··· PROVIDED RECORDS ···

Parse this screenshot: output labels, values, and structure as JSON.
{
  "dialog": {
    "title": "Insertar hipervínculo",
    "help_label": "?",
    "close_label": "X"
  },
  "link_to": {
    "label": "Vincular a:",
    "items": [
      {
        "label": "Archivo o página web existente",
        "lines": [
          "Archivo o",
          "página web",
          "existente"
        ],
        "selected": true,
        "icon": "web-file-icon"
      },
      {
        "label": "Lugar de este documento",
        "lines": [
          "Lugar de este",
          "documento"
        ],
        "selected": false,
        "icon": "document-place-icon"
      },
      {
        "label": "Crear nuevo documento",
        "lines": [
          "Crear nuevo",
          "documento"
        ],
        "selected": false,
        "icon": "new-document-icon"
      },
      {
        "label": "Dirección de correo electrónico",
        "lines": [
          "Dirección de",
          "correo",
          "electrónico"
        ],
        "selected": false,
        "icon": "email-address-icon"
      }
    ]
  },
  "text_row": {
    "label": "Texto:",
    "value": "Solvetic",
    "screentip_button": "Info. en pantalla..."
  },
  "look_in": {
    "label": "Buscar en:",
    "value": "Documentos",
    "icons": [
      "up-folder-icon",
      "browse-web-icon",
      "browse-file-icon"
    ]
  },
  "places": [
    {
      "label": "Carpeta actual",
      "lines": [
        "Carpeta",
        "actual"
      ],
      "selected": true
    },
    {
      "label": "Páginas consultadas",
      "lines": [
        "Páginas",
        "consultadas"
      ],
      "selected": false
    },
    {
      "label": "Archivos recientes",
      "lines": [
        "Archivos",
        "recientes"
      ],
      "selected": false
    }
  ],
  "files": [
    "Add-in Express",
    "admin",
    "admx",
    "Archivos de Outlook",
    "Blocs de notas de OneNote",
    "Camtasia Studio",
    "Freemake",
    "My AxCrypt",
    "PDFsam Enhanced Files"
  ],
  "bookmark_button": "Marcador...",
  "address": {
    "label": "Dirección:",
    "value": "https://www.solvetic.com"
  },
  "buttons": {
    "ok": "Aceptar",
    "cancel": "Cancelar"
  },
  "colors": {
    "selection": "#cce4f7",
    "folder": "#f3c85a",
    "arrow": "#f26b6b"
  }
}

···

* [GIVEN TASK]:
The records above should be duplicated in full, exactly as given.

* [EXPECTED ANSWER]:
Parse this screenshot: output labels, values, and structure as JSON.
{
  "dialog": {
    "title": "Insertar hipervínculo",
    "help_label": "?",
    "close_label": "X"
  },
  "link_to": {
    "label": "Vincular a:",
    "items": [
      {
        "label": "Archivo o página web existente",
        "lines": [
          "Archivo o",
          "página web",
          "existente"
        ],
        "selected": true,
        "icon": "web-file-icon"
      },
      {
        "label": "Lugar de este documento",
        "lines": [
          "Lugar de este",
          "documento"
        ],
        "selected": false,
        "icon": "document-place-icon"
      },
      {
        "label": "Crear nuevo documento",
        "lines": [
          "Crear nuevo",
          "documento"
        ],
        "selected": false,
        "icon": "new-document-icon"
      },
      {
        "label": "Dirección de correo electrónico",
        "lines": [
          "Dirección de",
          "correo",
          "electrónico"
        ],
        "selected": false,
        "icon": "email-address-icon"
      }
    ]
  },
  "text_row": {
    "label": "Texto:",
    "value": "Solvetic",
    "screentip_button": "Info. en pantalla..."
  },
  "look_in": {
    "label": "Buscar en:",
    "value": "Documentos",
    "icons": [
      "up-folder-icon",
      "browse-web-icon",
      "browse-file-icon"
    ]
  },
  "places": [
    {
      "label": "Carpeta actual",
      "lines": [
        "Carpeta",
        "actual"
      ],
      "selected": true
    },
    {
      "label": "Páginas consultadas",
      "lines": [
        "Páginas",
        "consultadas"
      ],
      "selected": false
    },
    {
      "label": "Archivos recientes",
      "lines": [
        "Archivos",
        "recientes"
      ],
      "selected": false
    }
  ],
  "files": [
    "Add-in Express",
    "admin",
    "admx",
    "Archivos de Outlook",
    "Blocs de notas de OneNote",
    "Camtasia Studio",
    "Freemake",
    "My AxCrypt",
    "PDFsam Enhanced Files"
  ],
  "bookmark_button": "Marcador...",
  "address": {
    "label": "Dirección:",
    "value": "https://www.solvetic.com"
  },
  "buttons": {
    "ok": "Aceptar",
    "cancel": "Cancelar"
  },
  "colors": {
    "selection": "#cce4f7",
    "folder": "#f3c85a",
    "arrow": "#f26b6b"
  }
}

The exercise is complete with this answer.